#### What is needed
List each line of the data that holds the string "Store", please.

#### Provided data

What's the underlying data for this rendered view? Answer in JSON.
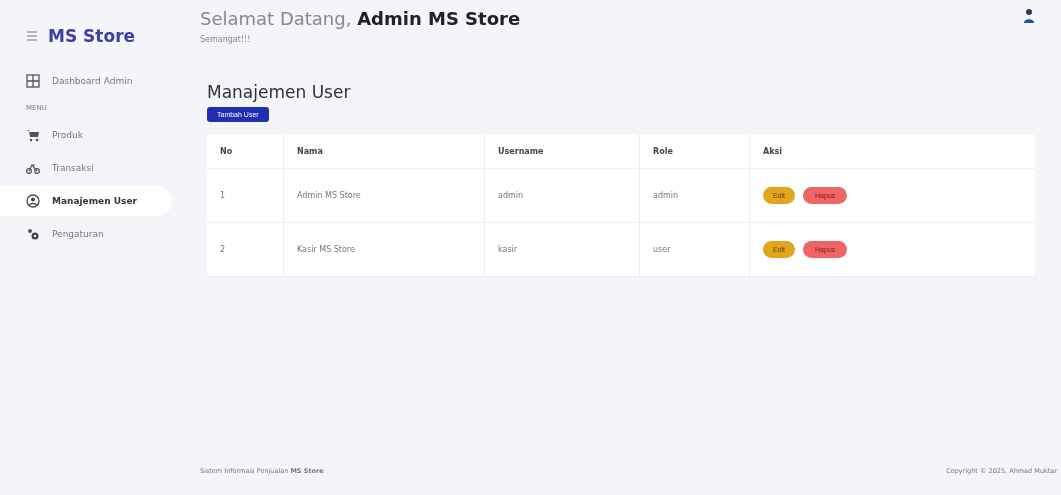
{
  "sidebar": {
    "brand": "MS Store",
    "dashboard": {
      "label": "Dashboard Admin",
      "selected": false
    },
    "section": "MENU",
    "items": [
      {
        "label": "Produk",
        "selected": false
      },
      {
        "label": "Transaksi",
        "selected": false
      },
      {
        "label": "Manajemen User",
        "selected": true
      },
      {
        "label": "Pengaturan",
        "selected": false
      }
    ]
  },
  "header": {
    "greeting": "Selamat Datang, ",
    "user": "Admin MS Store",
    "subtitle": "Semangat!!!"
  },
  "page": {
    "title": "Manajemen User",
    "add_button": "Tambah User"
  },
  "table": {
    "columns": [
      "No",
      "Nama",
      "Username",
      "Role",
      "Aksi"
    ],
    "rows": [
      {
        "no": "1",
        "name": "Admin MS Store",
        "username": "admin",
        "role": "admin",
        "actions": [
          "Edit",
          "Hapus"
        ]
      },
      {
        "no": "2",
        "name": "Kasir MS Store",
        "username": "kasir",
        "role": "user",
        "actions": [
          "Edit",
          "Hapus"
        ]
      }
    ]
  },
  "footer": {
    "left_prefix": "Sistem Informasi Penjualan ",
    "left_brand": "MS Store",
    "right": "Copyright © 2025, Ahmad Muktar"
  }
}
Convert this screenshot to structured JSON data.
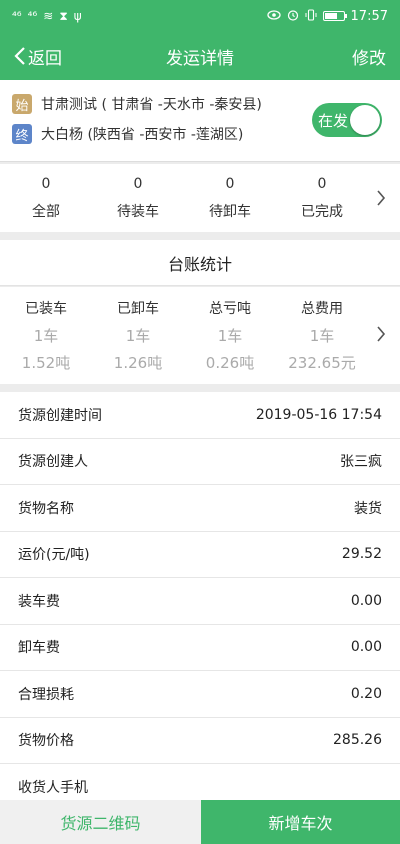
{
  "colors": {
    "brand": "#3fb66b",
    "start_badge": "#c9a86c",
    "end_badge": "#5d85c9"
  },
  "status_bar": {
    "signal_1": "⁴⁶",
    "signal_2": "⁴⁶",
    "wifi": "≋",
    "hourglass": "⧗",
    "usb": "ψ",
    "time": "17:57",
    "battery_level": 0.7
  },
  "header": {
    "back_label": "返回",
    "title": "发运详情",
    "edit_label": "修改"
  },
  "route": {
    "start_badge": "始",
    "start_text": "甘肃测试 ( 甘肃省 -天水市 -秦安县)",
    "end_badge": "终",
    "end_text": "大白杨 (陕西省 -西安市 -莲湖区)",
    "toggle_label": "在发"
  },
  "status_counts": [
    {
      "count": "0",
      "label": "全部"
    },
    {
      "count": "0",
      "label": "待装车"
    },
    {
      "count": "0",
      "label": "待卸车"
    },
    {
      "count": "0",
      "label": "已完成"
    }
  ],
  "ledger": {
    "title": "台账统计",
    "columns": [
      {
        "label": "已装车",
        "count": "1车",
        "amount": "1.52吨"
      },
      {
        "label": "已卸车",
        "count": "1车",
        "amount": "1.26吨"
      },
      {
        "label": "总亏吨",
        "count": "1车",
        "amount": "0.26吨"
      },
      {
        "label": "总费用",
        "count": "1车",
        "amount": "232.65元"
      }
    ]
  },
  "details": [
    {
      "label": "货源创建时间",
      "value": "2019-05-16 17:54"
    },
    {
      "label": "货源创建人",
      "value": "张三疯"
    },
    {
      "label": "货物名称",
      "value": "装货"
    },
    {
      "label": "运价(元/吨)",
      "value": "29.52"
    },
    {
      "label": "装车费",
      "value": "0.00"
    },
    {
      "label": "卸车费",
      "value": "0.00"
    },
    {
      "label": "合理损耗",
      "value": "0.20"
    },
    {
      "label": "货物价格",
      "value": "285.26"
    },
    {
      "label": "收货人手机",
      "value": ""
    }
  ],
  "bottom": {
    "qr_label": "货源二维码",
    "add_label": "新增车次"
  }
}
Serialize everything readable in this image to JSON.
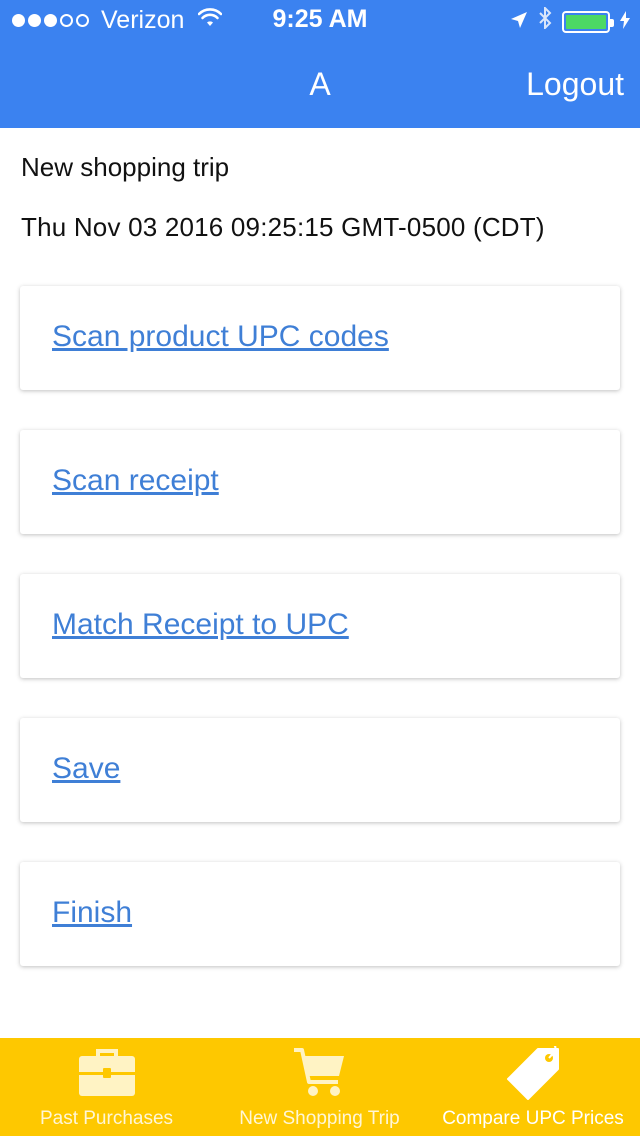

#### Task result
    "brand": "MS Store",
    "user": "Admin MS Store",
        "name": "Admin MS Store",
        "name": "Kasir MS Store",
    "left_brand": "MS Store",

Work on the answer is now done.